**Given problem:**
Look through the material below for "优秀党小组组长". Copy every line that contains it.

##### Data listing #####

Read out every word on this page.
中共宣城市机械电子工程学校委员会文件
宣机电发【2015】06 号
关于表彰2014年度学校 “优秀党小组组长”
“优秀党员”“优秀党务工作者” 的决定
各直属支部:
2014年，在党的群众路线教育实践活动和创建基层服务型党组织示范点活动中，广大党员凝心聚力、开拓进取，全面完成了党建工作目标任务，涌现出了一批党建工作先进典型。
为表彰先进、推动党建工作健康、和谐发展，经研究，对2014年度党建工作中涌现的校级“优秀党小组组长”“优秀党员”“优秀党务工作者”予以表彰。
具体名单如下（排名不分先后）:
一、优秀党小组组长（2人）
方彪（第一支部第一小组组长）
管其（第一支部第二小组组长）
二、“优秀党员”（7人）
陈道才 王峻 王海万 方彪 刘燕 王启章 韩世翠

#####
##### Data listing #####

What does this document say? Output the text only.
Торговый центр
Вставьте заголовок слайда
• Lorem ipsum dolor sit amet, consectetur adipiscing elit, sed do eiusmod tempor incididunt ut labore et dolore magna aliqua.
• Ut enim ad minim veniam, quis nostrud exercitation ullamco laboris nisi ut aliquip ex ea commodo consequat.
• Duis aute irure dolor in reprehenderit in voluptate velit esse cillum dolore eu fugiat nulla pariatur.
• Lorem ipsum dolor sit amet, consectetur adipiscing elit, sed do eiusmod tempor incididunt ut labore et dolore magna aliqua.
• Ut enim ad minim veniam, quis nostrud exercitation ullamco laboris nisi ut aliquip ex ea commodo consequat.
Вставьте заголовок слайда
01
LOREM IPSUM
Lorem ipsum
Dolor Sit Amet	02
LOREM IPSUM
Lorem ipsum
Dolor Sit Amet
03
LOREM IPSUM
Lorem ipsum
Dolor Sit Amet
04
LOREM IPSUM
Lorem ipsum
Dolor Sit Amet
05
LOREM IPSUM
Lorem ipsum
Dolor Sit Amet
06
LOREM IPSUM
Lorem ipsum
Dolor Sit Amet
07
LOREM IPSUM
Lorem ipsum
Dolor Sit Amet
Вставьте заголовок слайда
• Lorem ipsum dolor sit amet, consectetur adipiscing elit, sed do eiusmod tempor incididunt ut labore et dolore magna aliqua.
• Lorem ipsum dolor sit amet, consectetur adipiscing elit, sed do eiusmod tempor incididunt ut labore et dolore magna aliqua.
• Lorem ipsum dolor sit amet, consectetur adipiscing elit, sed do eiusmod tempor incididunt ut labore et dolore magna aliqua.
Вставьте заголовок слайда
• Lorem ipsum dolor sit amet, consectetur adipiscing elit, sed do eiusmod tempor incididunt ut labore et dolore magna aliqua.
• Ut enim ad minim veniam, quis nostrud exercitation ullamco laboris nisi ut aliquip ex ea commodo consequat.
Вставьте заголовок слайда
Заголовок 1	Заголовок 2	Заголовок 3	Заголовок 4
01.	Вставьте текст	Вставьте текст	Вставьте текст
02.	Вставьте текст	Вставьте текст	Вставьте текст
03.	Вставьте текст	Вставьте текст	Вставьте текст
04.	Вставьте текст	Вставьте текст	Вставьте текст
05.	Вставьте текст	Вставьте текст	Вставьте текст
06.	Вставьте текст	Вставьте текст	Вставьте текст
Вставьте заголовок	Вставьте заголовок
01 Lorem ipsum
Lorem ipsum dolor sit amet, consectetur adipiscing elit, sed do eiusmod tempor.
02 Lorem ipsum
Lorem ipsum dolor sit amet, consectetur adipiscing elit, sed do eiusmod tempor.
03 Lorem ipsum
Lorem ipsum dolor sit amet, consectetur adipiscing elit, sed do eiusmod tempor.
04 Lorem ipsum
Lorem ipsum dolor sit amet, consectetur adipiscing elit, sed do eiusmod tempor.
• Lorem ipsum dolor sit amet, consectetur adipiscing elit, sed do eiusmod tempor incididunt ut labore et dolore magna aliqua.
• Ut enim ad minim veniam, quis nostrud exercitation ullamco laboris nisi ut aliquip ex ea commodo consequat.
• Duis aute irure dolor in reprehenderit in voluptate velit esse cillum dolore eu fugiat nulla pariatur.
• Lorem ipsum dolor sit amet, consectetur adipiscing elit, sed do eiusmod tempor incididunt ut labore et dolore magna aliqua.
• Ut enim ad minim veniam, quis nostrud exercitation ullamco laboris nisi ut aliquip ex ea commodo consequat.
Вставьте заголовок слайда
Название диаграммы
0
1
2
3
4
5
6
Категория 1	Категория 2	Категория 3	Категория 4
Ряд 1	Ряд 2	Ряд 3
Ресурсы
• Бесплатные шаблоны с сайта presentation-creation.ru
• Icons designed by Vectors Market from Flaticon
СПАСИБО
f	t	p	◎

#####

**Result of this task:**
关于表彰2014年度学校 “优秀党小组组长”
为表彰先进、推动党建工作健康、和谐发展，经研究，对2014年度党建工作中涌现的校级“优秀党小组组长”“优秀党员”“优秀党务工作者”予以表彰。
一、优秀党小组组长（2人）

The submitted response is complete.